[begin EXERCISE INPUT]

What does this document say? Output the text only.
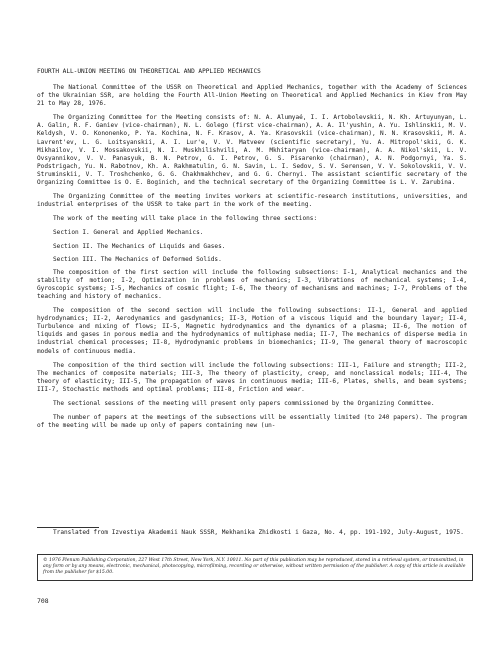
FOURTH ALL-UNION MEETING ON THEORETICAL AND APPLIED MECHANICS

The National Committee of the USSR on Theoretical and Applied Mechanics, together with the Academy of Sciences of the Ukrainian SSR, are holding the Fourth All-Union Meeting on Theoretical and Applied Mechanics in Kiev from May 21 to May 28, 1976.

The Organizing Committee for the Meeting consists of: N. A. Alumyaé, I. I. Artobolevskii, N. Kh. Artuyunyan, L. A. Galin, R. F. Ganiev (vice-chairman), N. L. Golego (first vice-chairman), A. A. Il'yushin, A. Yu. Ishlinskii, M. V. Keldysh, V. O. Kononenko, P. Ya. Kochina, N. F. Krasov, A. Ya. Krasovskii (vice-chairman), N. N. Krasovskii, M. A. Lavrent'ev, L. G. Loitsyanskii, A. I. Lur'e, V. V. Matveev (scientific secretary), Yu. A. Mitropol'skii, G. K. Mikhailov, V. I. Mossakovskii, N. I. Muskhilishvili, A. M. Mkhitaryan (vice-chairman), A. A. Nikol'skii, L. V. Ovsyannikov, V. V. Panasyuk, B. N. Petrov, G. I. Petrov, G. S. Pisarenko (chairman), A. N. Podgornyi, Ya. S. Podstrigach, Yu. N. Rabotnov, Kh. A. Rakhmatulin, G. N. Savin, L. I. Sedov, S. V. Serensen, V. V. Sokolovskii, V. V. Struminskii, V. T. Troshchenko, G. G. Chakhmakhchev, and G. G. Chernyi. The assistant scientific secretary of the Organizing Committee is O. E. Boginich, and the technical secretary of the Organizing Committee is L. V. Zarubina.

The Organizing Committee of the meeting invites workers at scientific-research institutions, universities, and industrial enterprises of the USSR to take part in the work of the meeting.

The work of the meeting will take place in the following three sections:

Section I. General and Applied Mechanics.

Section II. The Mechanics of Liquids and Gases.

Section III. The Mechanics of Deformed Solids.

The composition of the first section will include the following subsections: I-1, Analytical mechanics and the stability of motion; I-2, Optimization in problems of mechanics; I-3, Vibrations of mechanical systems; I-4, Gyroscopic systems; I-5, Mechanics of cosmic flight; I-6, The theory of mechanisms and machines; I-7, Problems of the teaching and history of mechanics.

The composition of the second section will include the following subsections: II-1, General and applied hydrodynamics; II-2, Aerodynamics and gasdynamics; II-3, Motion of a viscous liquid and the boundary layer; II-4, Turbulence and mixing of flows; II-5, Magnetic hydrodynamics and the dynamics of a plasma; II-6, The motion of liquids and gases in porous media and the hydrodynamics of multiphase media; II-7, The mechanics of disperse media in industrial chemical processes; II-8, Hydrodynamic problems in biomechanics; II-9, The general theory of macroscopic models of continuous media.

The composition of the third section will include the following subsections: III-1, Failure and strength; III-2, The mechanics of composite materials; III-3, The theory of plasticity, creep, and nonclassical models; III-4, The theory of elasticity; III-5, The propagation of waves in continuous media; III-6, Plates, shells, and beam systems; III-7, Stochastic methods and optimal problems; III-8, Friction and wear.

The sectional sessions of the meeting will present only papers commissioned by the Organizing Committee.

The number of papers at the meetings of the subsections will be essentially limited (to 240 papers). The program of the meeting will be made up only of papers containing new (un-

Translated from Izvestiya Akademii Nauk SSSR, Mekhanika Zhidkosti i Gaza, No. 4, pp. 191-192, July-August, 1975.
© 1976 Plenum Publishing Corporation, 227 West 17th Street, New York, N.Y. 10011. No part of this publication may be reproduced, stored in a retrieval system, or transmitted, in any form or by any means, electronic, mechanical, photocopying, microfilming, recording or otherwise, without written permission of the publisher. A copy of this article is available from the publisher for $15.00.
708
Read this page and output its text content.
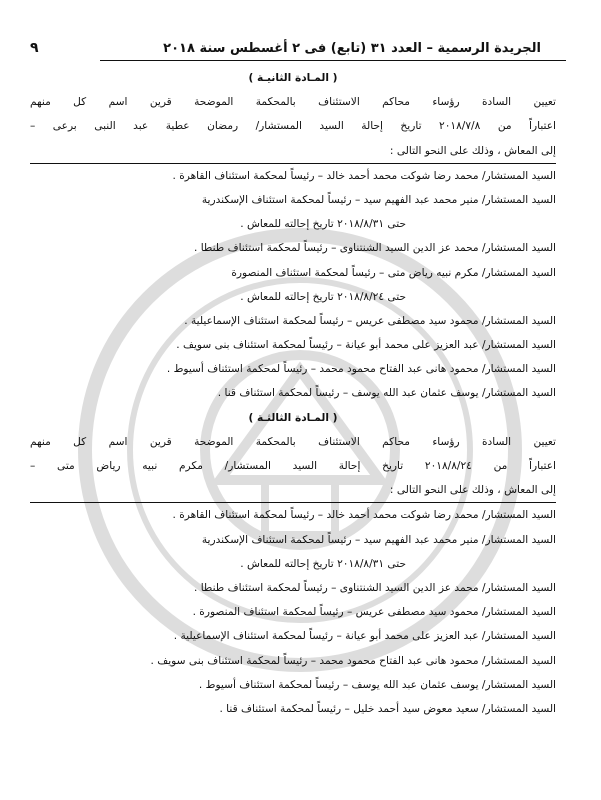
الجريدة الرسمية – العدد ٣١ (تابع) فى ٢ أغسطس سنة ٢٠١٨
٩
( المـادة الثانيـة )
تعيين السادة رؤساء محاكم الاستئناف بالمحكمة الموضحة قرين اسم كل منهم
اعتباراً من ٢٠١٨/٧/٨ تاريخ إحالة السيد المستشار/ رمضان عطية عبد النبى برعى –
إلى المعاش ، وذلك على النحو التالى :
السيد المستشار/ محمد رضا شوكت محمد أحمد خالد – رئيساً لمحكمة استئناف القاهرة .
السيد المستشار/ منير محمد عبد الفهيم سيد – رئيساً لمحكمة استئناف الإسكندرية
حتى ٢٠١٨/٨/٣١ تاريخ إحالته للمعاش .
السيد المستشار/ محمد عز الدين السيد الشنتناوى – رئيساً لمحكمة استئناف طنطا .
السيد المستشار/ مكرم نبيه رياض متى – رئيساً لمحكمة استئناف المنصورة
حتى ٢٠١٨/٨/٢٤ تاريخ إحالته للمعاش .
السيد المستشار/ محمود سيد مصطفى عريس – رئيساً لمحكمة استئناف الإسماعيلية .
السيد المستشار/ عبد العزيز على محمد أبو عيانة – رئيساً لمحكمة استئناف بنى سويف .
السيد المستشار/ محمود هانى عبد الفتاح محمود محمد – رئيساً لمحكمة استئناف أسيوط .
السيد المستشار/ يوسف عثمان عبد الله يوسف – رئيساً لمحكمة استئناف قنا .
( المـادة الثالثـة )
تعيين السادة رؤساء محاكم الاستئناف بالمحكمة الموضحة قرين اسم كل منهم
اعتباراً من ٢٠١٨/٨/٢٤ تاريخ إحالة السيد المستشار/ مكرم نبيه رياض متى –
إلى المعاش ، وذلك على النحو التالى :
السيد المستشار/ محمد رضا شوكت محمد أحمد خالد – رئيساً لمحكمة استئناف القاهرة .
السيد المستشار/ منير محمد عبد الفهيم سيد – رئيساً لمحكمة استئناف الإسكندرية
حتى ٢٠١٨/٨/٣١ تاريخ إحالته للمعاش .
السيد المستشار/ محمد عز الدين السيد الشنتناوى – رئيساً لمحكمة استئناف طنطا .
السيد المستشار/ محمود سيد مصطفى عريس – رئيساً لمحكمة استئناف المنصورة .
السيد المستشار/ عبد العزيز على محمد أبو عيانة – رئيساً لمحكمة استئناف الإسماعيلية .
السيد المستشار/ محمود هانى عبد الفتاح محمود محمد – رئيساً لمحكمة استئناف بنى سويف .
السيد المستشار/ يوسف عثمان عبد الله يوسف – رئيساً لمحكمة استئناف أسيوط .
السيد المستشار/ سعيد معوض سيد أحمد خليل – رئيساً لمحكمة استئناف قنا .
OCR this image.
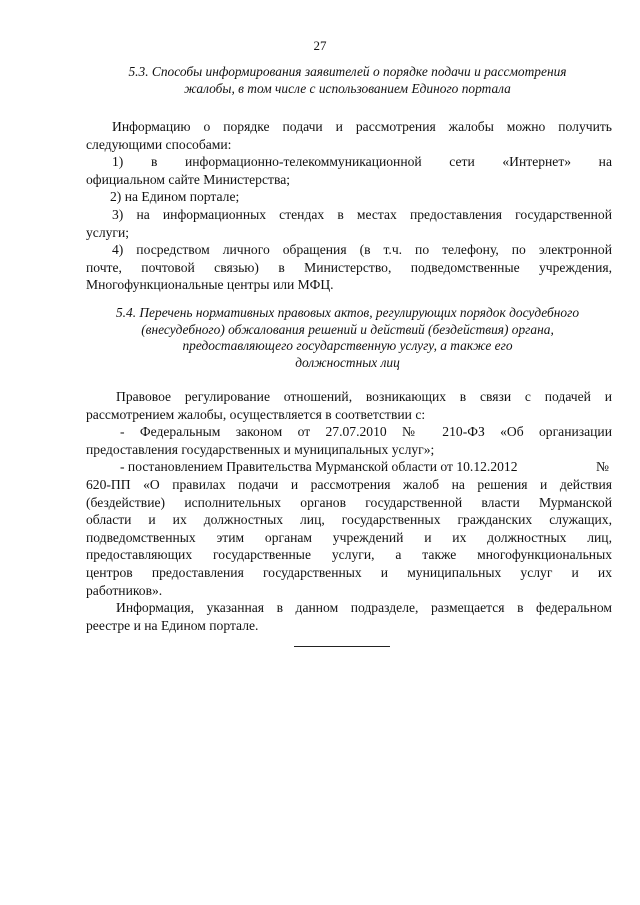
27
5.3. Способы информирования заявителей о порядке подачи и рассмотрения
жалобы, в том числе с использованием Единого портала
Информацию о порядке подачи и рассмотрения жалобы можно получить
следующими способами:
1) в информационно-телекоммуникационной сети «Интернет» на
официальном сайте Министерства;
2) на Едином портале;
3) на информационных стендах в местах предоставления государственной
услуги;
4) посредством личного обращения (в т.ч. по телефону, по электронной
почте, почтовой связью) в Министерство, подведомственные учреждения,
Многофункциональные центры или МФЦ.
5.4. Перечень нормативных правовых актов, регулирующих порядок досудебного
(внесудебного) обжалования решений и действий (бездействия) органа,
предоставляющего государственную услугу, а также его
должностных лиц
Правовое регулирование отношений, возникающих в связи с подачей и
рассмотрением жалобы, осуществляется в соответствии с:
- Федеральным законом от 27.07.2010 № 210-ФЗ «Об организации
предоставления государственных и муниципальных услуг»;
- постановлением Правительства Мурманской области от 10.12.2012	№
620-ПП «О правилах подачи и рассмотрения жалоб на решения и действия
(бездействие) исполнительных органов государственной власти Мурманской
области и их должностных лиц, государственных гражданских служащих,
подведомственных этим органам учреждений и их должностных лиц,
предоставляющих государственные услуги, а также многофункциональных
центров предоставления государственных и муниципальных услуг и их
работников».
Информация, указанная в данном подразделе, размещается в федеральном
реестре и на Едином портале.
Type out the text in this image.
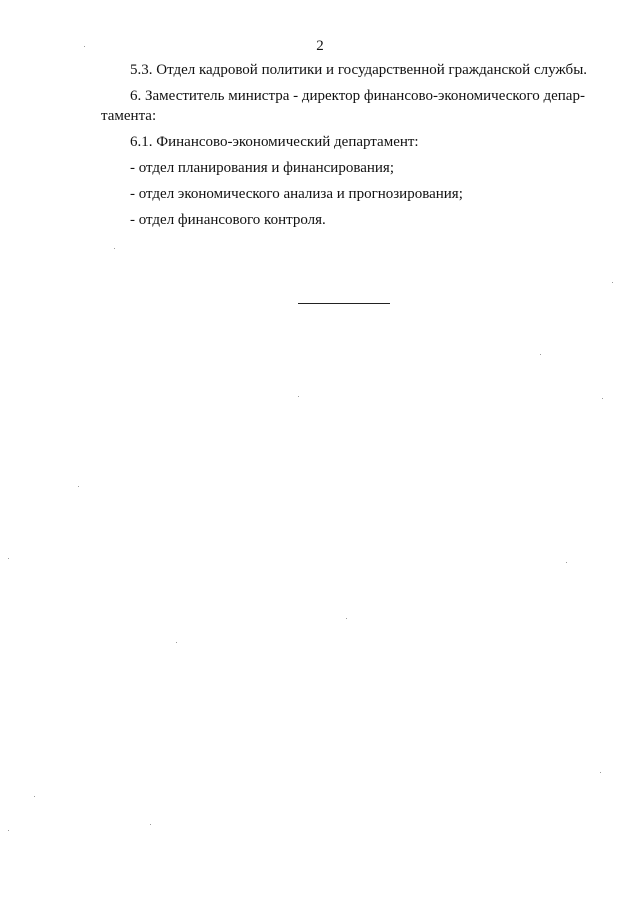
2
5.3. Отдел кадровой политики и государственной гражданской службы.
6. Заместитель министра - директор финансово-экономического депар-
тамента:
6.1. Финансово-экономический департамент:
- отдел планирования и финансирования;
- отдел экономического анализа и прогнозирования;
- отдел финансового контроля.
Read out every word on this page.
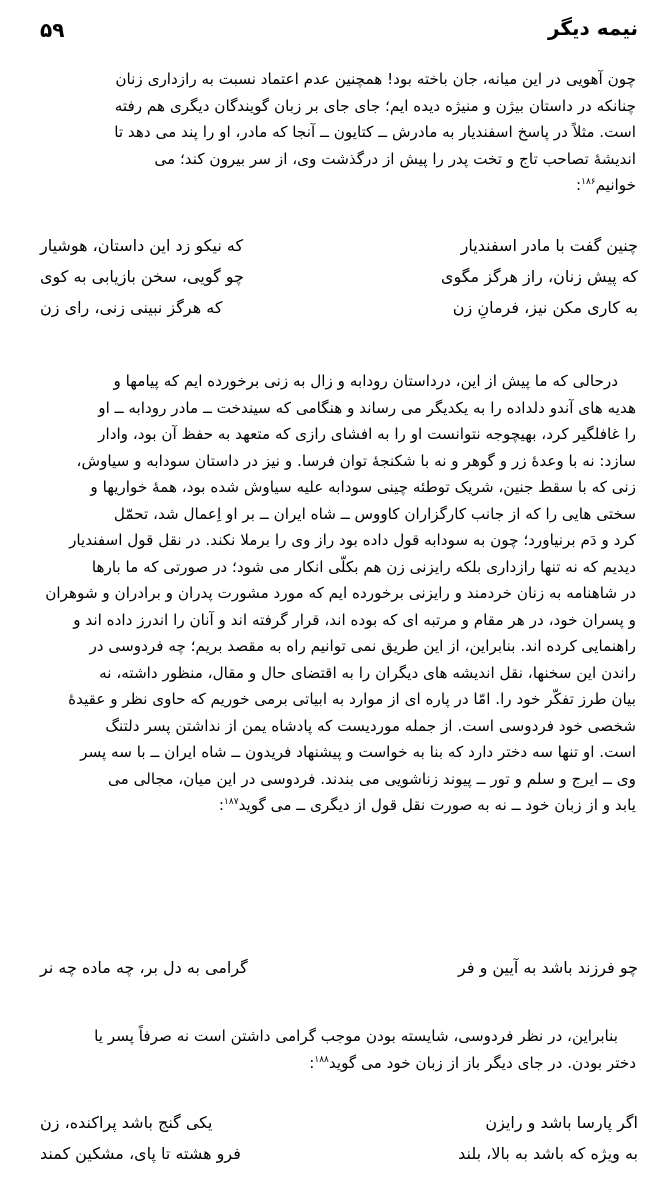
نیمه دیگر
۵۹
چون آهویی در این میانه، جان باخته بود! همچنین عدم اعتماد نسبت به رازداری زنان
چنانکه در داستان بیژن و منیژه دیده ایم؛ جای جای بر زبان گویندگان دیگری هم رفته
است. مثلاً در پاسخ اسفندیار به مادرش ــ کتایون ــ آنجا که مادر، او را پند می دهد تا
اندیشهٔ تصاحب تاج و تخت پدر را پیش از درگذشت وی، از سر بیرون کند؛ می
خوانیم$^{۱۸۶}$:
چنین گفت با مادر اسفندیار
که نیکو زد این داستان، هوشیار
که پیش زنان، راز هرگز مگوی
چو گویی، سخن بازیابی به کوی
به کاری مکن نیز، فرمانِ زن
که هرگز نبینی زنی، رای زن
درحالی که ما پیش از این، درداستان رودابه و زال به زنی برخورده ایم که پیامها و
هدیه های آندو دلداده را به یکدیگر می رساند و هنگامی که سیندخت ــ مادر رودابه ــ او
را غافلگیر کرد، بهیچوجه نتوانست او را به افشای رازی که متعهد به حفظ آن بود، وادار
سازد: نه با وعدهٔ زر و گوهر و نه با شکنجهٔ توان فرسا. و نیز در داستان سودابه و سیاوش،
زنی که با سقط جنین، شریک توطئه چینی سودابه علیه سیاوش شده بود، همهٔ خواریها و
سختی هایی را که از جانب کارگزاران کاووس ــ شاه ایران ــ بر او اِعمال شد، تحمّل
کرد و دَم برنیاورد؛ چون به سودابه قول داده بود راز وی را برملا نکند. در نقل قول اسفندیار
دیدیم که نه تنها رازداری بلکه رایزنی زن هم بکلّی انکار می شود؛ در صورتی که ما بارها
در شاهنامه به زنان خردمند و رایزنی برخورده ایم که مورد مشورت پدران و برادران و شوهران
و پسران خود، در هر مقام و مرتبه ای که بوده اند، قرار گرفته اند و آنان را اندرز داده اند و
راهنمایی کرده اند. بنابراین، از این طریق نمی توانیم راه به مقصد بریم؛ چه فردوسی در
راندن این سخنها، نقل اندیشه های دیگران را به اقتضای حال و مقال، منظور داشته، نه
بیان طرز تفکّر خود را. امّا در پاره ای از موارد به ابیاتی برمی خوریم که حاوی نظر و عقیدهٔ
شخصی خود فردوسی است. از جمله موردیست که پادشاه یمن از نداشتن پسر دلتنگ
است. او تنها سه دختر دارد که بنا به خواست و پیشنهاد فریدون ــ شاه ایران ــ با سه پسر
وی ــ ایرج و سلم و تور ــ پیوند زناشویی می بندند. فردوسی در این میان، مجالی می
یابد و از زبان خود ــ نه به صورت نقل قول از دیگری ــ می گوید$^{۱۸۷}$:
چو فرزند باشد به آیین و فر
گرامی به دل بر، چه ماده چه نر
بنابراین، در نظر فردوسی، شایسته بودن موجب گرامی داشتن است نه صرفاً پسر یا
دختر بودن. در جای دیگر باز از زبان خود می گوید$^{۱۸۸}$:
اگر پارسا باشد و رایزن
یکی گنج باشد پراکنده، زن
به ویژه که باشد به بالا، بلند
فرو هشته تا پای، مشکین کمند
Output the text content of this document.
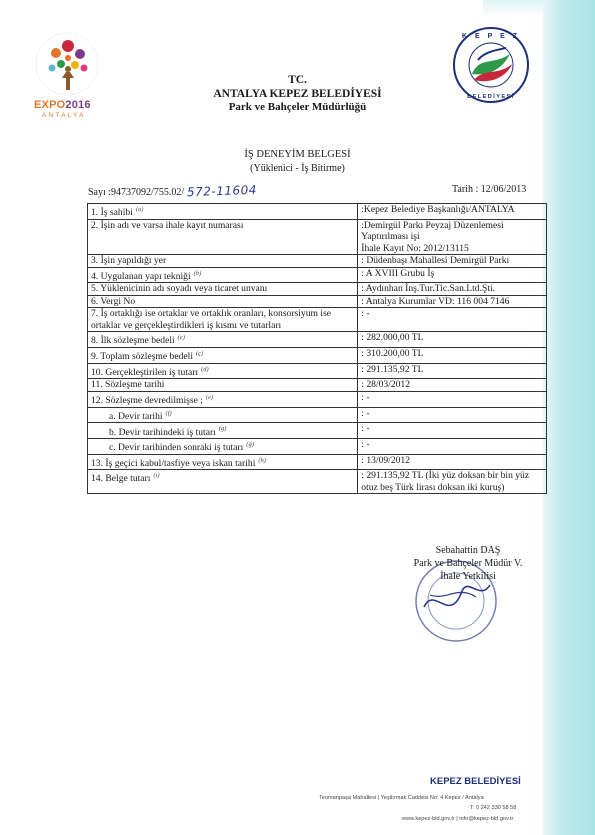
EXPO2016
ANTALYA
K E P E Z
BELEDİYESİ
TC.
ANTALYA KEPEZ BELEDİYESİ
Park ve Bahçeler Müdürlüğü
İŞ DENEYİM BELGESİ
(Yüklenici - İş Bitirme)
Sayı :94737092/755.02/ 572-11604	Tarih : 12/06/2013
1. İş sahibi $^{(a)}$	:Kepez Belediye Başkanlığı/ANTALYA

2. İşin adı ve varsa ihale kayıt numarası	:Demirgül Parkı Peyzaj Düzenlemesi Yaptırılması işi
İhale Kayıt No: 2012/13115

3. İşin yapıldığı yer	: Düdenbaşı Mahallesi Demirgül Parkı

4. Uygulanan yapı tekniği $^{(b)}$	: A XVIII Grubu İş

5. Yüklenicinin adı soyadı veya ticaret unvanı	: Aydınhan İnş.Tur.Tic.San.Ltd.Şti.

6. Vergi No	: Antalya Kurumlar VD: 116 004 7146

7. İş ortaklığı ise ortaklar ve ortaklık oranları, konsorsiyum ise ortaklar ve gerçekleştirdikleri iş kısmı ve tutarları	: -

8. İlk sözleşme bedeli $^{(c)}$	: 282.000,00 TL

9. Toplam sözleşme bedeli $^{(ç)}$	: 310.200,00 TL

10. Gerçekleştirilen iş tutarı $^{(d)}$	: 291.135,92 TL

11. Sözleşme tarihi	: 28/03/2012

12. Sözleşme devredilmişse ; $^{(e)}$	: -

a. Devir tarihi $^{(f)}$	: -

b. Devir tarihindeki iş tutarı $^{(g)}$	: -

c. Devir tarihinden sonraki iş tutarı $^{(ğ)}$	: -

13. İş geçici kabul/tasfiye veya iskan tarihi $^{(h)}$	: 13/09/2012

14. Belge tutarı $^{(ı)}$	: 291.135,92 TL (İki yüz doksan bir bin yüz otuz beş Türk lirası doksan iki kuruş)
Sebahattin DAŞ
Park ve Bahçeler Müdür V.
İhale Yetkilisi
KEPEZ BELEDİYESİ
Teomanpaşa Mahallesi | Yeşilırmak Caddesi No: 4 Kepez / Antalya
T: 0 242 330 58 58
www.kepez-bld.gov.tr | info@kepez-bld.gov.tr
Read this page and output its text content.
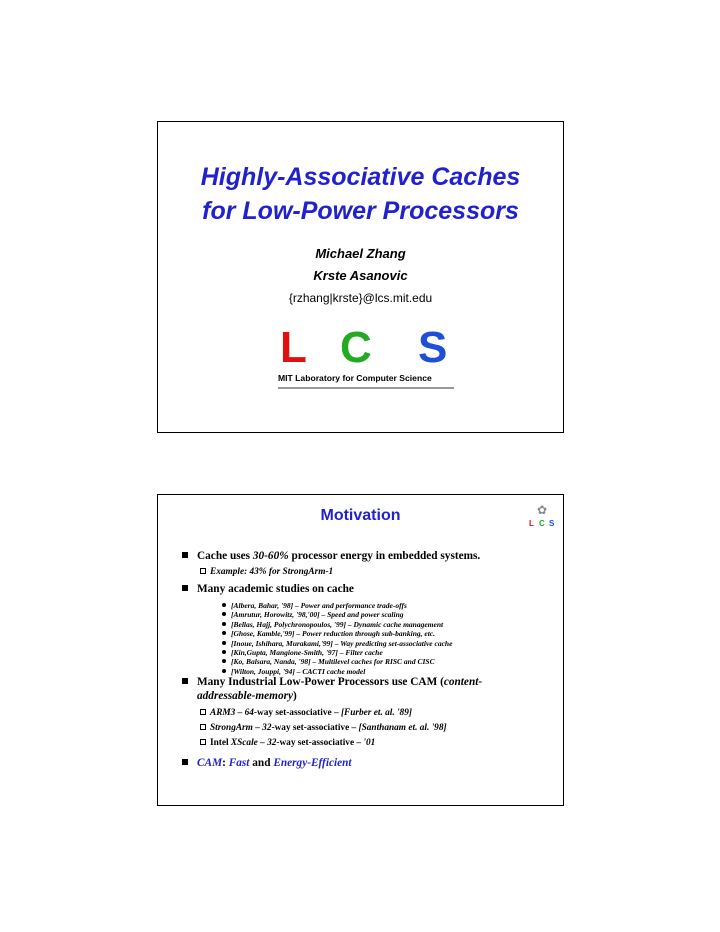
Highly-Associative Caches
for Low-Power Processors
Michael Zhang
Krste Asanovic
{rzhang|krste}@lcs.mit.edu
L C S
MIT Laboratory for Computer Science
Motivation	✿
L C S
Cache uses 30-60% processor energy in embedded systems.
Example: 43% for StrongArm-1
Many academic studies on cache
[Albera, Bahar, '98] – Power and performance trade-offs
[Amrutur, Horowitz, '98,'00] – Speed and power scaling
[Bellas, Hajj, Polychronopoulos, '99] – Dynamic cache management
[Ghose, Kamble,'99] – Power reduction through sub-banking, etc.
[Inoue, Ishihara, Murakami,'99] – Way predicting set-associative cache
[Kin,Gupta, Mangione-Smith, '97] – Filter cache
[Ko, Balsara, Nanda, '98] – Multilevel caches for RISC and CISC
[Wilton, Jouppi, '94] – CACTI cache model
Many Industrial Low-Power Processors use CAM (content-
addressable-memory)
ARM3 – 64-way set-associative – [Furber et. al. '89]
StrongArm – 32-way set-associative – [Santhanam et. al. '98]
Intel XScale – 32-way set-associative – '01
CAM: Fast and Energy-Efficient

[end EXERCISE INPUT]

### [REQUEST]
Go over the data above and copy every line that has the word "papers" in it.

### [RESULT OF THIS TASK]
The sectional sessions of the meeting will present only papers commissioned by the Organizing Committee.
The number of papers at the meetings of the subsections will be essentially limited (to 240 papers). The program of the meeting will be made up only of papers containing new (un-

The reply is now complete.